### Stated problem
Retype the whole listing verbatim and keep the pictures out of it.

### Material
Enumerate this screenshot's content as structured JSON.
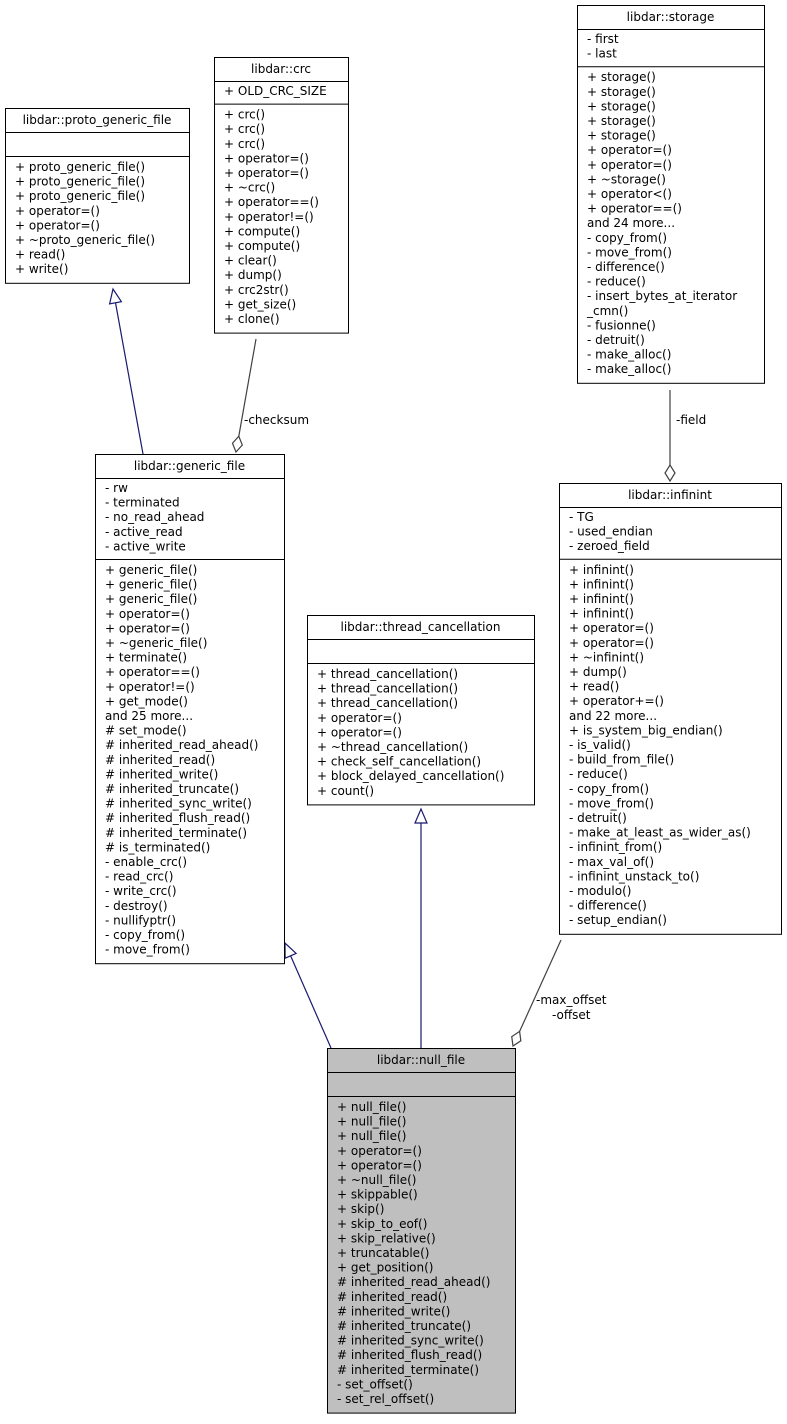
{
  "diagram": {
    "classes": [
      {
        "id": "proto_generic_file",
        "title": "libdar::proto_generic_file",
        "attributes": [],
        "methods": [
          "+ proto_generic_file()",
          "+ proto_generic_file()",
          "+ proto_generic_file()",
          "+ operator=()",
          "+ operator=()",
          "+ ~proto_generic_file()",
          "+ read()",
          "+ write()"
        ]
      },
      {
        "id": "crc",
        "title": "libdar::crc",
        "attributes": [
          "+ OLD_CRC_SIZE"
        ],
        "methods": [
          "+ crc()",
          "+ crc()",
          "+ crc()",
          "+ operator=()",
          "+ operator=()",
          "+ ~crc()",
          "+ operator==()",
          "+ operator!=()",
          "+ compute()",
          "+ compute()",
          "+ clear()",
          "+ dump()",
          "+ crc2str()",
          "+ get_size()",
          "+ clone()"
        ]
      },
      {
        "id": "storage",
        "title": "libdar::storage",
        "attributes": [
          "- first",
          "- last"
        ],
        "methods": [
          "+ storage()",
          "+ storage()",
          "+ storage()",
          "+ storage()",
          "+ storage()",
          "+ operator=()",
          "+ operator=()",
          "+ ~storage()",
          "+ operator<()",
          "+ operator==()",
          "and 24 more...",
          "- copy_from()",
          "- move_from()",
          "- difference()",
          "- reduce()",
          "- insert_bytes_at_iterator",
          "_cmn()",
          "- fusionne()",
          "- detruit()",
          "- make_alloc()",
          "- make_alloc()"
        ]
      },
      {
        "id": "generic_file",
        "title": "libdar::generic_file",
        "attributes": [
          "- rw",
          "- terminated",
          "- no_read_ahead",
          "- active_read",
          "- active_write"
        ],
        "methods": [
          "+ generic_file()",
          "+ generic_file()",
          "+ generic_file()",
          "+ operator=()",
          "+ operator=()",
          "+ ~generic_file()",
          "+ terminate()",
          "+ operator==()",
          "+ operator!=()",
          "+ get_mode()",
          "and 25 more...",
          "# set_mode()",
          "# inherited_read_ahead()",
          "# inherited_read()",
          "# inherited_write()",
          "# inherited_truncate()",
          "# inherited_sync_write()",
          "# inherited_flush_read()",
          "# inherited_terminate()",
          "# is_terminated()",
          "- enable_crc()",
          "- read_crc()",
          "- write_crc()",
          "- destroy()",
          "- nullifyptr()",
          "- copy_from()",
          "- move_from()"
        ]
      },
      {
        "id": "infinint",
        "title": "libdar::infinint",
        "attributes": [
          "- TG",
          "- used_endian",
          "- zeroed_field"
        ],
        "methods": [
          "+ infinint()",
          "+ infinint()",
          "+ infinint()",
          "+ infinint()",
          "+ operator=()",
          "+ operator=()",
          "+ ~infinint()",
          "+ dump()",
          "+ read()",
          "+ operator+=()",
          "and 22 more...",
          "+ is_system_big_endian()",
          "- is_valid()",
          "- build_from_file()",
          "- reduce()",
          "- copy_from()",
          "- move_from()",
          "- detruit()",
          "- make_at_least_as_wider_as()",
          "- infinint_from()",
          "- max_val_of()",
          "- infinint_unstack_to()",
          "- modulo()",
          "- difference()",
          "- setup_endian()"
        ]
      },
      {
        "id": "thread_cancellation",
        "title": "libdar::thread_cancellation",
        "attributes": [],
        "methods": [
          "+ thread_cancellation()",
          "+ thread_cancellation()",
          "+ thread_cancellation()",
          "+ operator=()",
          "+ operator=()",
          "+ ~thread_cancellation()",
          "+ check_self_cancellation()",
          "+ block_delayed_cancellation()",
          "+ count()"
        ]
      },
      {
        "id": "null_file",
        "title": "libdar::null_file",
        "focus": true,
        "attributes": [],
        "methods": [
          "+ null_file()",
          "+ null_file()",
          "+ null_file()",
          "+ operator=()",
          "+ operator=()",
          "+ ~null_file()",
          "+ skippable()",
          "+ skip()",
          "+ skip_to_eof()",
          "+ skip_relative()",
          "+ truncatable()",
          "+ get_position()",
          "# inherited_read_ahead()",
          "# inherited_read()",
          "# inherited_write()",
          "# inherited_truncate()",
          "# inherited_sync_write()",
          "# inherited_flush_read()",
          "# inherited_terminate()",
          "- set_offset()",
          "- set_rel_offset()"
        ]
      }
    ],
    "edges": [
      {
        "from": "generic_file",
        "to": "proto_generic_file",
        "type": "inheritance"
      },
      {
        "from": "crc",
        "to": "generic_file",
        "type": "usage",
        "label": "-checksum"
      },
      {
        "from": "storage",
        "to": "infinint",
        "type": "usage",
        "label": "-field"
      },
      {
        "from": "null_file",
        "to": "generic_file",
        "type": "inheritance"
      },
      {
        "from": "null_file",
        "to": "thread_cancellation",
        "type": "inheritance"
      },
      {
        "from": "infinint",
        "to": "null_file",
        "type": "usage",
        "label": "-max_offset\n-offset"
      }
    ],
    "colors": {
      "inheritance_edge": "#191970",
      "usage_edge": "#404040",
      "focus_fill": "#bfbfbf",
      "box_fill": "#ffffff"
    }
  }
}
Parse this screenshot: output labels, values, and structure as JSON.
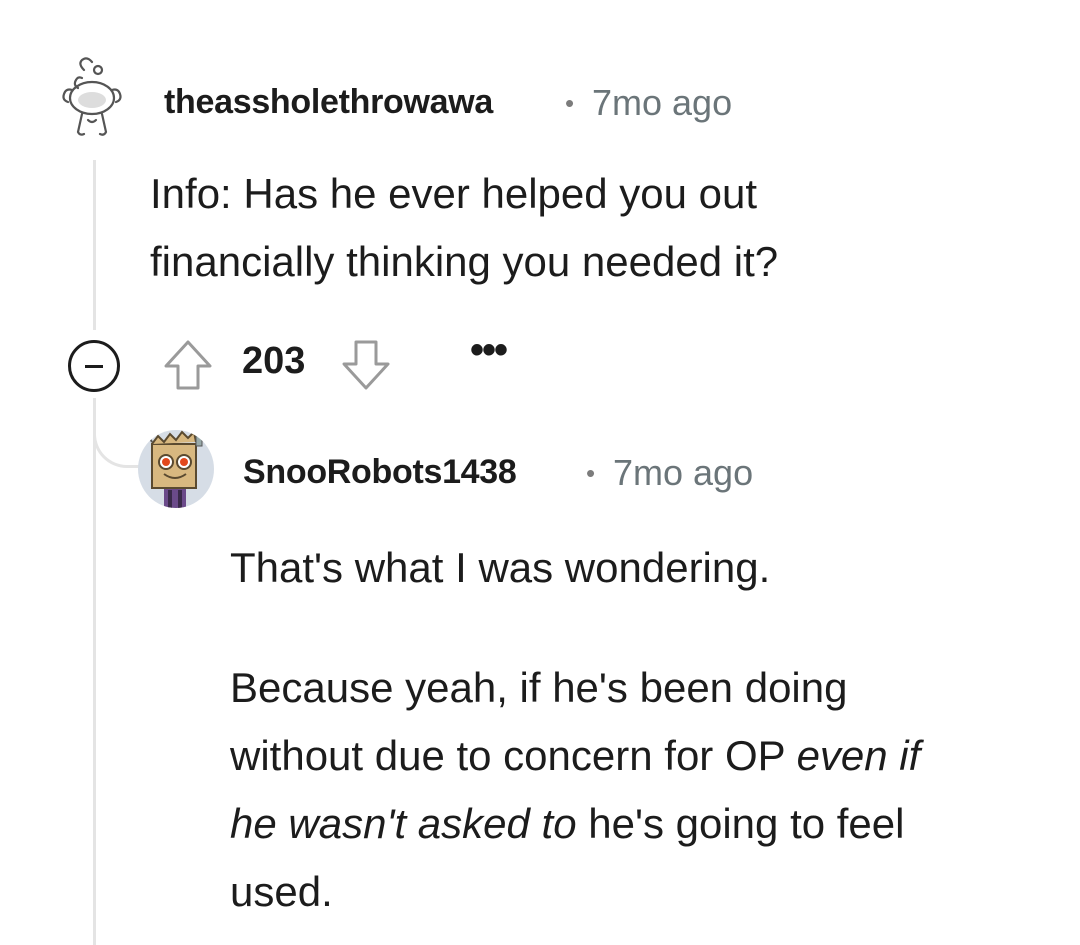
{
  "comment1": {
    "username": "theassholethrowawa",
    "separator": "•",
    "time": "7mo ago",
    "body_line1": "Info: Has he ever helped you out",
    "body_line2": "financially thinking you needed it?",
    "votes": "203",
    "more_label": "•••",
    "avatar_icon": "snoo-default-icon",
    "upvote_icon": "upvote-arrow-icon",
    "downvote_icon": "downvote-arrow-icon",
    "collapse_icon": "collapse-minus-icon"
  },
  "comment2": {
    "username": "SnooRobots1438",
    "separator": "•",
    "time": "7mo ago",
    "paragraph1": "That's what I was wondering.",
    "paragraph2": {
      "line1": "Because yeah, if he's been doing",
      "line2_normal": "without due to concern for OP ",
      "line2_italic": "even if",
      "line3_italic": "he wasn't asked to",
      "line3_normal": " he's going to feel",
      "line4": "used."
    },
    "avatar_icon": "snoo-robot-avatar-icon"
  },
  "colors": {
    "text": "#1c1c1c",
    "meta": "#6b7579",
    "thread_line": "#e4e4e4"
  }
}
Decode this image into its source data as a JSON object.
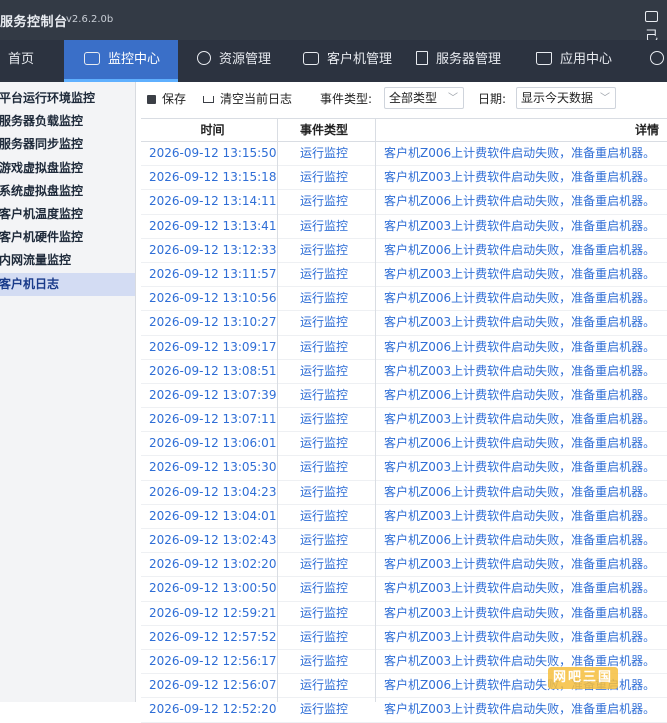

### Solved exercise
Enumerate this screenshot's content as structured JSON.
{
  "diagram": {
    "classes": [
      {
        "id": "proto_generic_file",
        "title": "libdar::proto_generic_file",
        "attributes": [],
        "methods": [
          "+ proto_generic_file()",
          "+ proto_generic_file()",
          "+ proto_generic_file()",
          "+ operator=()",
          "+ operator=()",
          "+ ~proto_generic_file()",
          "+ read()",
          "+ write()"
        ]
      },
      {
        "id": "crc",
        "title": "libdar::crc",
        "attributes": [
          "+ OLD_CRC_SIZE"
        ],
        "methods": [
          "+ crc()",
          "+ crc()",
          "+ crc()",
          "+ operator=()",
          "+ operator=()",
          "+ ~crc()",
          "+ operator==()",
          "+ operator!=()",
          "+ compute()",
          "+ compute()",
          "+ clear()",
          "+ dump()",
          "+ crc2str()",
          "+ get_size()",
          "+ clone()"
        ]
      },
      {
        "id": "storage",
        "title": "libdar::storage",
        "attributes": [
          "- first",
          "- last"
        ],
        "methods": [
          "+ storage()",
          "+ storage()",
          "+ storage()",
          "+ storage()",
          "+ storage()",
          "+ operator=()",
          "+ operator=()",
          "+ ~storage()",
          "+ operator<()",
          "+ operator==()",
          "and 24 more...",
          "- copy_from()",
          "- move_from()",
          "- difference()",
          "- reduce()",
          "- insert_bytes_at_iterator",
          "_cmn()",
          "- fusionne()",
          "- detruit()",
          "- make_alloc()",
          "- make_alloc()"
        ]
      },
      {
        "id": "generic_file",
        "title": "libdar::generic_file",
        "attributes": [
          "- rw",
          "- terminated",
          "- no_read_ahead",
          "- active_read",
          "- active_write"
        ],
        "methods": [
          "+ generic_file()",
          "+ generic_file()",
          "+ generic_file()",
          "+ operator=()",
          "+ operator=()",
          "+ ~generic_file()",
          "+ terminate()",
          "+ operator==()",
          "+ operator!=()",
          "+ get_mode()",
          "and 25 more...",
          "# set_mode()",
          "# inherited_read_ahead()",
          "# inherited_read()",
          "# inherited_write()",
          "# inherited_truncate()",
          "# inherited_sync_write()",
          "# inherited_flush_read()",
          "# inherited_terminate()",
          "# is_terminated()",
          "- enable_crc()",
          "- read_crc()",
          "- write_crc()",
          "- destroy()",
          "- nullifyptr()",
          "- copy_from()",
          "- move_from()"
        ]
      },
      {
        "id": "infinint",
        "title": "libdar::infinint",
        "attributes": [
          "- TG",
          "- used_endian",
          "- zeroed_field"
        ],
        "methods": [
          "+ infinint()",
          "+ infinint()",
          "+ infinint()",
          "+ infinint()",
          "+ operator=()",
          "+ operator=()",
          "+ ~infinint()",
          "+ dump()",
          "+ read()",
          "+ operator+=()",
          "and 22 more...",
          "+ is_system_big_endian()",
          "- is_valid()",
          "- build_from_file()",
          "- reduce()",
          "- copy_from()",
          "- move_from()",
          "- detruit()",
          "- make_at_least_as_wider_as()",
          "- infinint_from()",
          "- max_val_of()",
          "- infinint_unstack_to()",
          "- modulo()",
          "- difference()",
          "- setup_endian()"
        ]
      },
      {
        "id": "thread_cancellation",
        "title": "libdar::thread_cancellation",
        "attributes": [],
        "methods": [
          "+ thread_cancellation()",
          "+ thread_cancellation()",
          "+ thread_cancellation()",
          "+ operator=()",
          "+ operator=()",
          "+ ~thread_cancellation()",
          "+ check_self_cancellation()",
          "+ block_delayed_cancellation()",
          "+ count()"
        ]
      },
      {
        "id": "null_file",
        "title": "libdar::null_file",
        "focus": true,
        "attributes": [],
        "methods": [
          "+ null_file()",
          "+ null_file()",
          "+ null_file()",
          "+ operator=()",
          "+ operator=()",
          "+ ~null_file()",
          "+ skippable()",
          "+ skip()",
          "+ skip_to_eof()",
          "+ skip_relative()",
          "+ truncatable()",
          "+ get_position()",
          "# inherited_read_ahead()",
          "# inherited_read()",
          "# inherited_write()",
          "# inherited_truncate()",
          "# inherited_sync_write()",
          "# inherited_flush_read()",
          "# inherited_terminate()",
          "- set_offset()",
          "- set_rel_offset()"
        ]
      }
    ],
    "edges": [
      {
        "from": "generic_file",
        "to": "proto_generic_file",
        "type": "inheritance"
      },
      {
        "from": "crc",
        "to": "generic_file",
        "type": "usage",
        "label": "-checksum"
      },
      {
        "from": "storage",
        "to": "infinint",
        "type": "usage",
        "label": "-field"
      },
      {
        "from": "null_file",
        "to": "generic_file",
        "type": "inheritance"
      },
      {
        "from": "null_file",
        "to": "thread_cancellation",
        "type": "inheritance"
      },
      {
        "from": "infinint",
        "to": "null_file",
        "type": "usage",
        "label": "-max_offset\n-offset"
      }
    ],
    "colors": {
      "inheritance_edge": "#191970",
      "usage_edge": "#404040",
      "focus_fill": "#bfbfbf",
      "box_fill": "#ffffff"
    }
  }
}
Parse this screenshot: output labels, values, and structure as JSON.
{
  "comment1": {
    "username": "theassholethrowawa",
    "separator": "•",
    "time": "7mo ago",
    "body_line1": "Info: Has he ever helped you out",
    "body_line2": "financially thinking you needed it?",
    "votes": "203",
    "more_label": "•••",
    "avatar_icon": "snoo-default-icon",
    "upvote_icon": "upvote-arrow-icon",
    "downvote_icon": "downvote-arrow-icon",
    "collapse_icon": "collapse-minus-icon"
  },
  "comment2": {
    "username": "SnooRobots1438",
    "separator": "•",
    "time": "7mo ago",
    "paragraph1": "That's what I was wondering.",
    "paragraph2": {
      "line1": "Because yeah, if he's been doing",
      "line2_normal": "without due to concern for OP ",
      "line2_italic": "even if",
      "line3_italic": "he wasn't asked to",
      "line3_normal": " he's going to feel",
      "line4": "used."
    },
    "avatar_icon": "snoo-robot-avatar-icon"
  },
  "colors": {
    "text": "#1c1c1c",
    "meta": "#6b7579",
    "thread_line": "#e4e4e4"
  }
}
Decode this image into its source data as a JSON object.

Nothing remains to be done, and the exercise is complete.